Dataset rows:

==*==

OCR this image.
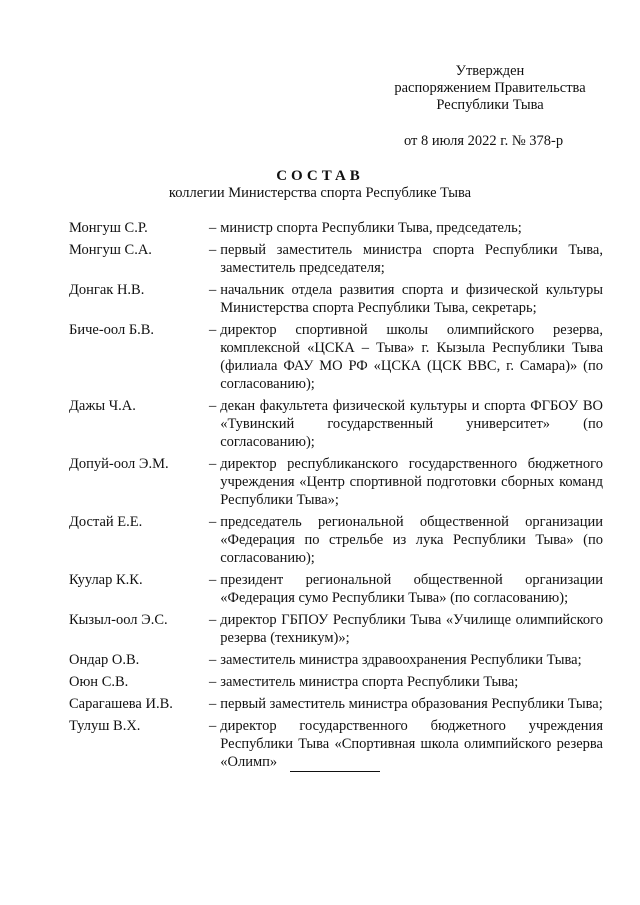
Утвержден
распоряжением Правительства
Республики Тыва
от 8 июля 2022 г. № 378-р
СОСТАВ
коллегии Министерства спорта Республике Тыва
Монгуш С.Р.	– министр спорта Республики Тыва, председатель;
Монгуш С.А.	– первый заместитель министра спорта Республики Тыва, заместитель председателя;
Донгак Н.В.	– начальник отдела развития спорта и физической культуры Министерства спорта Республики Тыва, секретарь;
Биче-оол Б.В.	– директор спортивной школы олимпийского резерва, комплексной «ЦСКА – Тыва» г. Кызыла Республики Тыва (филиала ФАУ МО РФ «ЦСКА (ЦСК ВВС, г. Самара)» (по согласованию);
Дажы Ч.А.	– декан факультета физической культуры и спорта ФГБОУ ВО «Тувинский государственный университет» (по согласованию);
Допуй-оол Э.М.	– директор республиканского государственного бюджетного учреждения «Центр спортивной подготовки сборных команд Республики Тыва»;
Достай Е.Е.	– председатель региональной общественной организации «Федерация по стрельбе из лука Республики Тыва» (по согласованию);
Куулар К.К.	– президент региональной общественной организации «Федерация сумо Республики Тыва» (по согласованию);
Кызыл-оол Э.С.	– директор ГБПОУ Республики Тыва «Училище олимпийского резерва (техникум)»;
Ондар О.В.	– заместитель министра здравоохранения Республики Тыва;
Оюн С.В.	– заместитель министра спорта Республики Тыва;
Сарагашева И.В.	– первый заместитель министра образования Республики Тыва;
Тулуш В.Х.	– директор государственного бюджетного учреждения Республики Тыва «Спортивная школа олимпийского резерва «Олимп»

==*==

Requirement: Set down all the entries exactly as they appear, but skip any pictures.

Response:
OCR this image.
Утвержден
распоряжением Правительства
Республики Тыва
от 8 июля 2022 г. № 378-р
СОСТАВ
коллегии Министерства спорта Республике Тыва
Монгуш С.Р.	– министр спорта Республики Тыва, председатель;
Монгуш С.А.	– первый заместитель министра спорта Республики Тыва, заместитель председателя;
Донгак Н.В.	– начальник отдела развития спорта и физической культуры Министерства спорта Республики Тыва, секретарь;
Биче-оол Б.В.	– директор спортивной школы олимпийского резерва, комплексной «ЦСКА – Тыва» г. Кызыла Республики Тыва (филиала ФАУ МО РФ «ЦСКА (ЦСК ВВС, г. Самара)» (по согласованию);
Дажы Ч.А.	– декан факультета физической культуры и спорта ФГБОУ ВО «Тувинский государственный университет» (по согласованию);
Допуй-оол Э.М.	– директор республиканского государственного бюджетного учреждения «Центр спортивной подготовки сборных команд Республики Тыва»;
Достай Е.Е.	– председатель региональной общественной организации «Федерация по стрельбе из лука Республики Тыва» (по согласованию);
Куулар К.К.	– президент региональной общественной организации «Федерация сумо Республики Тыва» (по согласованию);
Кызыл-оол Э.С.	– директор ГБПОУ Республики Тыва «Училище олимпийского резерва (техникум)»;
Ондар О.В.	– заместитель министра здравоохранения Республики Тыва;
Оюн С.В.	– заместитель министра спорта Республики Тыва;
Сарагашева И.В.	– первый заместитель министра образования Республики Тыва;
Тулуш В.Х.	– директор государственного бюджетного учреждения Республики Тыва «Спортивная школа олимпийского резерва «Олимп»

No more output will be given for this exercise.